(Records from a collection)
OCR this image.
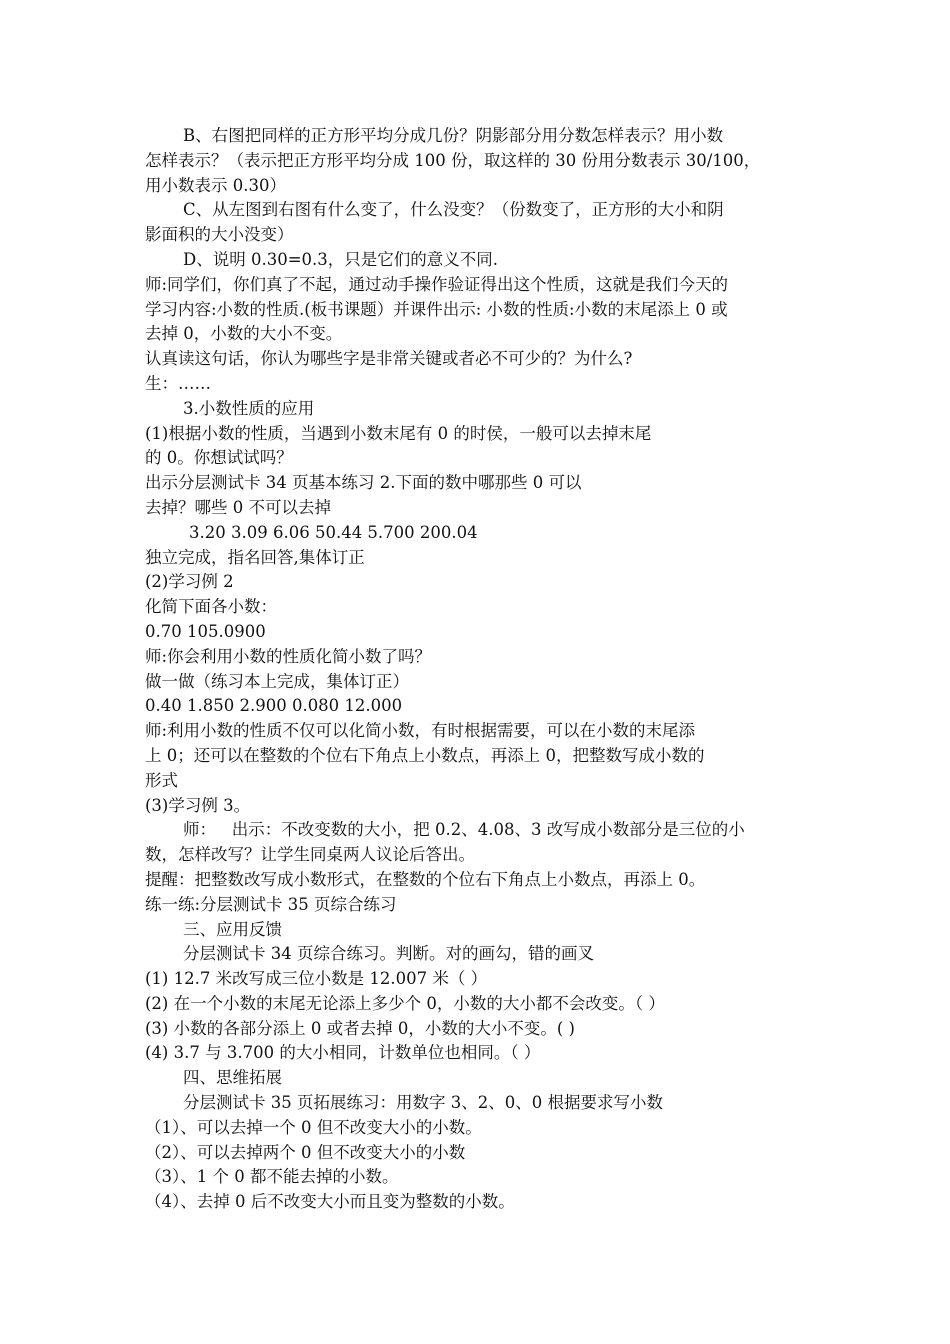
B、右图把同样的正方形平均分成几份？阴影部分用分数怎样表示？用小数
怎样表示？（表示把正方形平均分成 100 份，取这样的 30 份用分数表示 30/100，
用小数表示 0.30）
C、从左图到右图有什么变了，什么没变？（份数变了，正方形的大小和阴
影面积的大小没变）
D、说明 0.30=0.3，只是它们的意义不同.
师:同学们，你们真了不起，通过动手操作验证得出这个性质，这就是我们今天的
学习内容:小数的性质.(板书课题）并课件出示: 小数的性质:小数的末尾添上 0 或
去掉 0，小数的大小不变。
认真读这句话，你认为哪些字是非常关键或者必不可少的？为什么?
生：……
3.小数性质的应用
(1)根据小数的性质，当遇到小数末尾有 0 的时侯，一般可以去掉末尾
的 0。你想试试吗？
出示分层测试卡 34 页基本练习 2.下面的数中哪那些 0 可以
去掉？哪些 0 不可以去掉
3.20 3.09 6.06 50.44 5.700 200.04
独立完成，指名回答,集体订正
(2)学习例 2
化简下面各小数：
0.70 105.0900
师:你会利用小数的性质化简小数了吗？
做一做（练习本上完成，集体订正）
0.40 1.850 2.900 0.080 12.000
师:利用小数的性质不仅可以化简小数，有时根据需要，可以在小数的末尾添
上 0；还可以在整数的个位右下角点上小数点，再添上 0，把整数写成小数的
形式
(3)学习例 3。
师：   出示：不改变数的大小，把 0.2、4.08、3 改写成小数部分是三位的小
数，怎样改写？让学生同桌两人议论后答出。
提醒：把整数改写成小数形式，在整数的个位右下角点上小数点，再添上 0。
练一练:分层测试卡 35 页综合练习
三、应用反馈
分层测试卡 34 页综合练习。判断。对的画勾，错的画叉
(1) 12.7 米改写成三位小数是 12.007 米（ ）
(2) 在一个小数的末尾无论添上多少个 0，小数的大小都不会改变。（ ）
(3) 小数的各部分添上 0 或者去掉 0，小数的大小不变。( )
(4) 3.7 与 3.700 的大小相同，计数单位也相同。（ ）
四、思维拓展
分层测试卡 35 页拓展练习：用数字 3、2、0、0 根据要求写小数
（1）、可以去掉一个 0 但不改变大小的小数。
（2）、可以去掉两个 0 但不改变大小的小数
（3）、1 个 0 都不能去掉的小数。
（4）、去掉 0 后不改变大小而且变为整数的小数。
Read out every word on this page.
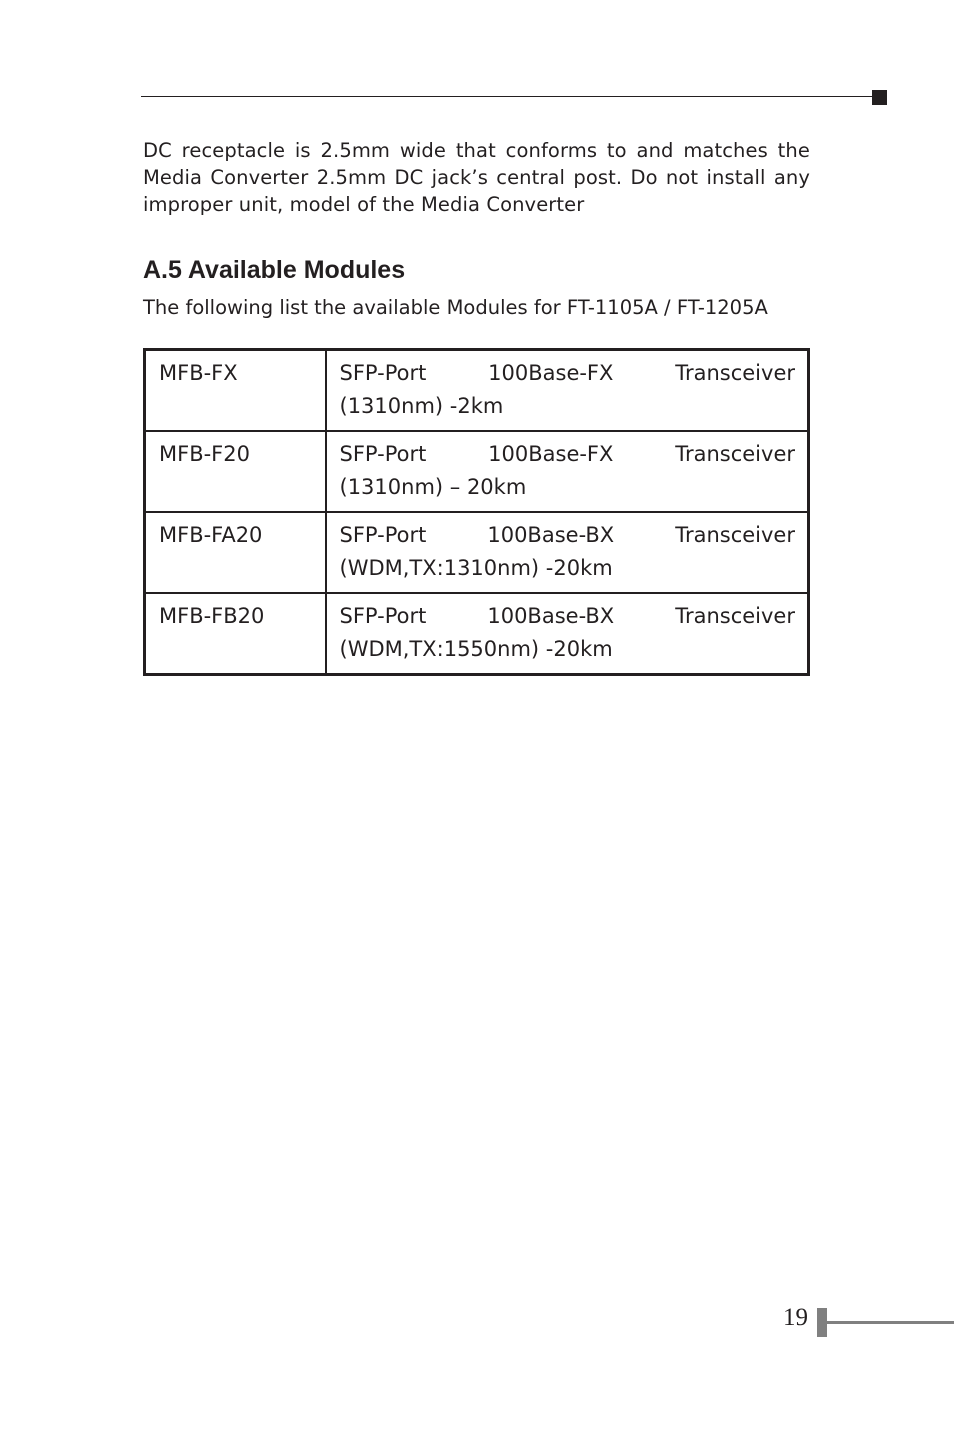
DC receptacle is 2.5mm wide that conforms to and matches the Media Converter 2.5mm DC jack’s central post. Do not install any improper unit, model of the Media Converter

A.5 Available Modules

The following list the available Modules for FT-1105A / FT-1205A

MFB-FX	SFP-Port 100Base-FX Transceiver
(1310nm) -2km

MFB-F20	SFP-Port 100Base-FX Transceiver
(1310nm) – 20km

MFB-FA20	SFP-Port 100Base-BX Transceiver
(WDM,TX:1310nm) -20km

MFB-FB20	SFP-Port 100Base-BX Transceiver
(WDM,TX:1550nm) -20km

19
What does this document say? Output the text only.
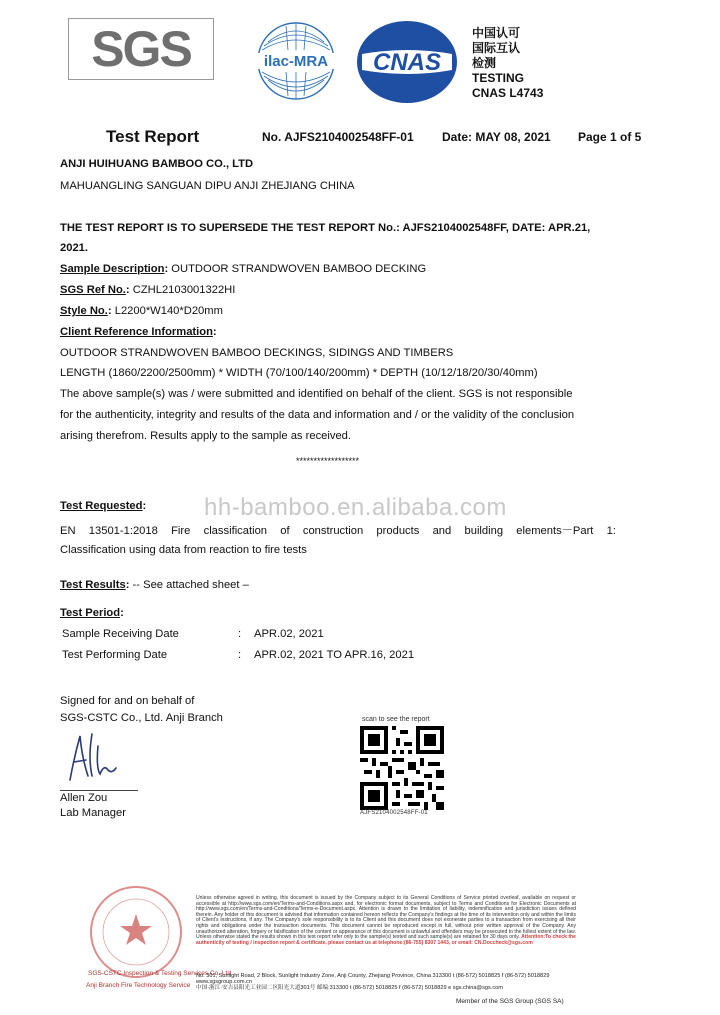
SGS	ilac-MRA CNAS
中国认可
国际互认
检测
TESTING
CNAS L4743
Test Report	No. AJFS2104002548FF-01 Date: MAY 08, 2021 Page 1 of 5
ANJI HUIHUANG BAMBOO CO., LTD
MAHUANGLING SANGUAN DIPU ANJI ZHEJIANG CHINA
THE TEST REPORT IS TO SUPERSEDE THE TEST REPORT No.: AJFS2104002548FF, DATE: APR.21,
2021.
Sample Description: OUTDOOR STRANDWOVEN BAMBOO DECKING
SGS Ref No.: CZHL2103001322HI
Style No.: L2200*W140*D20mm
Client Reference Information:
OUTDOOR STRANDWOVEN BAMBOO DECKINGS, SIDINGS AND TIMBERS
LENGTH (1860/2200/2500mm) * WIDTH (70/100/140/200mm) * DEPTH (10/12/18/20/30/40mm)
The above sample(s) was / were submitted and identified on behalf of the client. SGS is not responsible
for the authenticity, integrity and results of the data and information and / or the validity of the conclusion
arising therefrom. Results apply to the sample as received.
******************
hh-bamboo.en.alibaba.com
Test Requested:
EN 13501-1:2018 Fire classification of construction products and building elements－Part 1:
Classification using data from reaction to fire tests
Test Results: -- See attached sheet –
Test Period:
Sample Receiving Date	: APR.02, 2021
Test Performing Date	: APR.02, 2021 TO APR.16, 2021
Signed for and on behalf of
SGS-CSTC Co., Ltd. Anji Branch
Allen Zou
Lab Manager
scan to see the report
AJFS2104002548FF-01
SGS-CSTC Inspection & Testing Services Co. Ltd
Anji Branch Fire Technology Service
Unless otherwise agreed in writing, this document is issued by the Company subject to its General Conditions of Service printed overleaf, available on request or accessible at http://www.sgs.com/en/Terms-and-Conditions.aspx and, for electronic format documents, subject to Terms and Conditions for Electronic Documents at http://www.sgs.com/en/Terms-and-Conditions/Terms-e-Document.aspx. Attention is drawn to the limitation of liability, indemnification and jurisdiction issues defined therein. Any holder of this document is advised that information contained hereon reflects the Company's findings at the time of its intervention only and within the limits of Client's instructions, if any. The Company's sole responsibility is to its Client and this document does not exonerate parties to a transaction from exercising all their rights and obligations under the transaction documents. This document cannot be reproduced except in full, without prior written approval of the Company. Any unauthorized alteration, forgery or falsification of the content or appearance of this document is unlawful and offenders may be prosecuted to the fullest extent of the law. Unless otherwise stated the results shown in this test report refer only to the sample(s) tested and such sample(s) are retained for 30 days only. Attention:To check the authenticity of testing / inspection report & certificate, please contact us at telephone:(86-755) 8307 1443, or email: CN.Doccheck@sgs.com
No. 301, Sunlight Road, 2 Block, Sunlight Industry Zone, Anji County, Zhejiang Province, China 313300 t (86-572) 5018825 f (86-572) 5018829 www.sgsgroup.com.cn
中国·浙江·安吉县阳光工业园二区阳光大道301号 邮编:313300 t (86-572) 5018825 f (86-572) 5018829 e sgs.china@sgs.com
Member of the SGS Group (SGS SA)
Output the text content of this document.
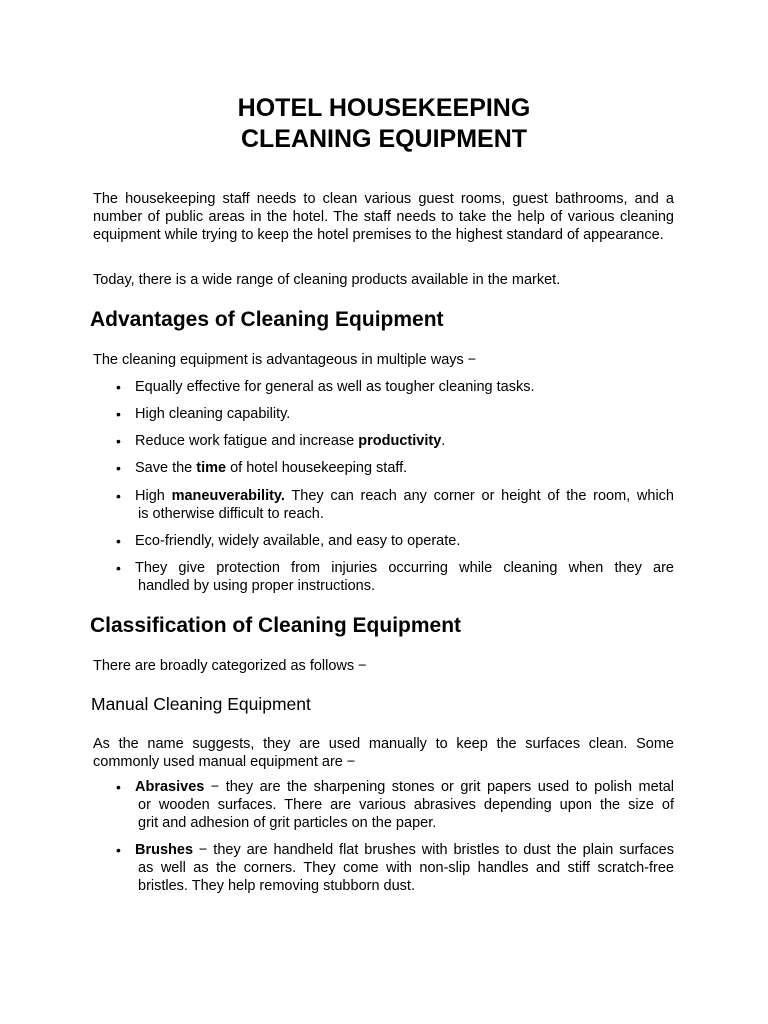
HOTEL HOUSEKEEPING
CLEANING EQUIPMENT
The housekeeping staff needs to clean various guest rooms, guest bathrooms, and a number of public areas in the hotel. The staff needs to take the help of various cleaning equipment while trying to keep the hotel premises to the highest standard of appearance.
Today, there is a wide range of cleaning products available in the market.
Advantages of Cleaning Equipment
The cleaning equipment is advantageous in multiple ways −
• Equally effective for general as well as tougher cleaning tasks.
• High cleaning capability.
• Reduce work fatigue and increase productivity.
• Save the time of hotel housekeeping staff.
• High maneuverability. They can reach any corner or height of the room, which
is otherwise difficult to reach.
• Eco-friendly, widely available, and easy to operate.
• They give protection from injuries occurring while cleaning when they are
handled by using proper instructions.
Classification of Cleaning Equipment
There are broadly categorized as follows −
Manual Cleaning Equipment
As the name suggests, they are used manually to keep the surfaces clean. Some commonly used manual equipment are −
• Abrasives − they are the sharpening stones or grit papers used to polish metal
or wooden surfaces. There are various abrasives depending upon the size of
grit and adhesion of grit particles on the paper.
• Brushes − they are handheld flat brushes with bristles to dust the plain surfaces
as well as the corners. They come with non-slip handles and stiff scratch-free
bristles. They help removing stubborn dust.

__SHORT TASK__: Determine how many lines in the data above contain the string "bristles". Give nothing except the number.

__CORRECT RESULT__: 2